# To be done
Copy the data below exactly.
· · ·
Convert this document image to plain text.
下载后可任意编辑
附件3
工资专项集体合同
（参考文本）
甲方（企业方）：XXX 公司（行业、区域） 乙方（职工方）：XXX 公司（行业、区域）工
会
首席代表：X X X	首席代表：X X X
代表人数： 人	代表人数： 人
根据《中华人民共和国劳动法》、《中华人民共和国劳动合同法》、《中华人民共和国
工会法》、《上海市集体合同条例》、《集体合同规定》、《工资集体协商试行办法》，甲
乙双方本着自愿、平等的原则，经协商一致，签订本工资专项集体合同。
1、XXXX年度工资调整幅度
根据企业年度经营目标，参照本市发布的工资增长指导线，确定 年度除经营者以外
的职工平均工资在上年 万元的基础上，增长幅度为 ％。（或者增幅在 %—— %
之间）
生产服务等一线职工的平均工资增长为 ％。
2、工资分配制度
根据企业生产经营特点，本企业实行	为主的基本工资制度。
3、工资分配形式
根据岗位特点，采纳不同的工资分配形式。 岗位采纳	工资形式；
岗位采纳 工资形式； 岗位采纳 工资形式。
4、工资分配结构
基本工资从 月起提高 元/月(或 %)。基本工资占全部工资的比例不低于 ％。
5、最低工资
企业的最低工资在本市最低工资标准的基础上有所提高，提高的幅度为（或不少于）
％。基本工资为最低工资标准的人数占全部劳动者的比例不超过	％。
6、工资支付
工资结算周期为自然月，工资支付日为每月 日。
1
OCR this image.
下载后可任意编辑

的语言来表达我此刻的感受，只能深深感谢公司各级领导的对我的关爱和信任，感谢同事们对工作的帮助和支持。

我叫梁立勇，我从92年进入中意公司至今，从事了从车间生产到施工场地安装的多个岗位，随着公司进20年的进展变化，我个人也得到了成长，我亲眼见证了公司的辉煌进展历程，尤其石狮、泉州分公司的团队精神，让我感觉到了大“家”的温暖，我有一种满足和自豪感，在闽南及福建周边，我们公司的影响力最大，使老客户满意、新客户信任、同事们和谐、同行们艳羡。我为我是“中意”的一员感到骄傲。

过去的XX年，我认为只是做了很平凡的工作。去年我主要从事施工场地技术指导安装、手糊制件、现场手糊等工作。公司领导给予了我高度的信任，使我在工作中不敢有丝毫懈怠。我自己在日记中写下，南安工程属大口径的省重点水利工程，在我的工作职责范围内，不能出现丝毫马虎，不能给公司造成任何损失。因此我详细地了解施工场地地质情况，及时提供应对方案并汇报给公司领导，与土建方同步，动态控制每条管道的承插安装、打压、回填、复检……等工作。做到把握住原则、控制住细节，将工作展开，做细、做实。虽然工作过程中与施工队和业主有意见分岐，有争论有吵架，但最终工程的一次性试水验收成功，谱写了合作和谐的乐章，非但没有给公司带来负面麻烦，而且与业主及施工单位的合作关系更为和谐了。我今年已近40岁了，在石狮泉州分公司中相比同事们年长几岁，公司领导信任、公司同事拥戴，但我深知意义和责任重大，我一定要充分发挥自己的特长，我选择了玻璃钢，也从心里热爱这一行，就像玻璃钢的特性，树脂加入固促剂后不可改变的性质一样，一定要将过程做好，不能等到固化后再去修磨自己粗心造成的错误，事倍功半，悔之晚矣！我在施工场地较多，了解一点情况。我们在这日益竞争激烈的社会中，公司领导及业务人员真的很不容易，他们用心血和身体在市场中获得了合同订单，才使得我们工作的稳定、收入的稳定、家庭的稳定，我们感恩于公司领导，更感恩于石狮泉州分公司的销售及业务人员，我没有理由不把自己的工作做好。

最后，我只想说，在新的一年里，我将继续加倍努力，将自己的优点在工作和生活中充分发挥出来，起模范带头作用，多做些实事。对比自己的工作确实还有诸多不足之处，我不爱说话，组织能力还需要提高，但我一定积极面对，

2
· · ·
# Task output
Convert this document image to plain text.
下载后可任意编辑
附件3
工资专项集体合同
（参考文本）
甲方（企业方）：XXX 公司（行业、区域） 乙方（职工方）：XXX 公司（行业、区域）工
会
首席代表：X X X	首席代表：X X X
代表人数： 人	代表人数： 人
根据《中华人民共和国劳动法》、《中华人民共和国劳动合同法》、《中华人民共和国
工会法》、《上海市集体合同条例》、《集体合同规定》、《工资集体协商试行办法》，甲
乙双方本着自愿、平等的原则，经协商一致，签订本工资专项集体合同。
1、XXXX年度工资调整幅度
根据企业年度经营目标，参照本市发布的工资增长指导线，确定 年度除经营者以外
的职工平均工资在上年 万元的基础上，增长幅度为 ％。（或者增幅在 %—— %
之间）
生产服务等一线职工的平均工资增长为 ％。
2、工资分配制度
根据企业生产经营特点，本企业实行	为主的基本工资制度。
3、工资分配形式
根据岗位特点，采纳不同的工资分配形式。 岗位采纳	工资形式；
岗位采纳 工资形式； 岗位采纳 工资形式。
4、工资分配结构
基本工资从 月起提高 元/月(或 %)。基本工资占全部工资的比例不低于 ％。
5、最低工资
企业的最低工资在本市最低工资标准的基础上有所提高，提高的幅度为（或不少于）
％。基本工资为最低工资标准的人数占全部劳动者的比例不超过	％。
6、工资支付
工资结算周期为自然月，工资支付日为每月 日。
1
OCR this image.
下载后可任意编辑

的语言来表达我此刻的感受，只能深深感谢公司各级领导的对我的关爱和信任，感谢同事们对工作的帮助和支持。

我叫梁立勇，我从92年进入中意公司至今，从事了从车间生产到施工场地安装的多个岗位，随着公司进20年的进展变化，我个人也得到了成长，我亲眼见证了公司的辉煌进展历程，尤其石狮、泉州分公司的团队精神，让我感觉到了大“家”的温暖，我有一种满足和自豪感，在闽南及福建周边，我们公司的影响力最大，使老客户满意、新客户信任、同事们和谐、同行们艳羡。我为我是“中意”的一员感到骄傲。

过去的XX年，我认为只是做了很平凡的工作。去年我主要从事施工场地技术指导安装、手糊制件、现场手糊等工作。公司领导给予了我高度的信任，使我在工作中不敢有丝毫懈怠。我自己在日记中写下，南安工程属大口径的省重点水利工程，在我的工作职责范围内，不能出现丝毫马虎，不能给公司造成任何损失。因此我详细地了解施工场地地质情况，及时提供应对方案并汇报给公司领导，与土建方同步，动态控制每条管道的承插安装、打压、回填、复检……等工作。做到把握住原则、控制住细节，将工作展开，做细、做实。虽然工作过程中与施工队和业主有意见分岐，有争论有吵架，但最终工程的一次性试水验收成功，谱写了合作和谐的乐章，非但没有给公司带来负面麻烦，而且与业主及施工单位的合作关系更为和谐了。我今年已近40岁了，在石狮泉州分公司中相比同事们年长几岁，公司领导信任、公司同事拥戴，但我深知意义和责任重大，我一定要充分发挥自己的特长，我选择了玻璃钢，也从心里热爱这一行，就像玻璃钢的特性，树脂加入固促剂后不可改变的性质一样，一定要将过程做好，不能等到固化后再去修磨自己粗心造成的错误，事倍功半，悔之晚矣！我在施工场地较多，了解一点情况。我们在这日益竞争激烈的社会中，公司领导及业务人员真的很不容易，他们用心血和身体在市场中获得了合同订单，才使得我们工作的稳定、收入的稳定、家庭的稳定，我们感恩于公司领导，更感恩于石狮泉州分公司的销售及业务人员，我没有理由不把自己的工作做好。

最后，我只想说，在新的一年里，我将继续加倍努力，将自己的优点在工作和生活中充分发挥出来，起模范带头作用，多做些实事。对比自己的工作确实还有诸多不足之处，我不爱说话，组织能力还需要提高，但我一定积极面对，

2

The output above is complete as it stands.